* WRITTEN PROBLEM *
Your task is to retype each line of the data below exactly.
** begin RECORDS TO PROCESS **
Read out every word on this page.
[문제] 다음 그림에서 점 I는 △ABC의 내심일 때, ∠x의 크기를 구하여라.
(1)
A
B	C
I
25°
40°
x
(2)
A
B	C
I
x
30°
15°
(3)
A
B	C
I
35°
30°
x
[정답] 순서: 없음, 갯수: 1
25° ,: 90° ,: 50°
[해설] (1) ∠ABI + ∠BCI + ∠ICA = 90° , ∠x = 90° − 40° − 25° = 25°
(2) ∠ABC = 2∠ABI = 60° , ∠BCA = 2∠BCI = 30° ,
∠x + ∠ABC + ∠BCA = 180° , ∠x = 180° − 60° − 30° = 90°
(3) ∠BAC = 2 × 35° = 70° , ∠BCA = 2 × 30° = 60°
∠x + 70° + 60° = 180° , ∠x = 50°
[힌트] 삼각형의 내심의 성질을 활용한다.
** end RECORDS TO PROCESS **
* RESULT OF THIS TASK *
Read out every word on this page.
[문제] 다음 그림에서 점 I는 △ABC의 내심일 때, ∠x의 크기를 구하여라.
(1)
A
B	C
I
25°
40°
x
(2)
A
B	C
I
x
30°
15°
(3)
A
B	C
I
35°
30°
x
[정답] 순서: 없음, 갯수: 1
25° ,: 90° ,: 50°
[해설] (1) ∠ABI + ∠BCI + ∠ICA = 90° , ∠x = 90° − 40° − 25° = 25°
(2) ∠ABC = 2∠ABI = 60° , ∠BCA = 2∠BCI = 30° ,
∠x + ∠ABC + ∠BCA = 180° , ∠x = 180° − 60° − 30° = 90°
(3) ∠BAC = 2 × 35° = 70° , ∠BCA = 2 × 30° = 60°
∠x + 70° + 60° = 180° , ∠x = 50°
[힌트] 삼각형의 내심의 성질을 활용한다.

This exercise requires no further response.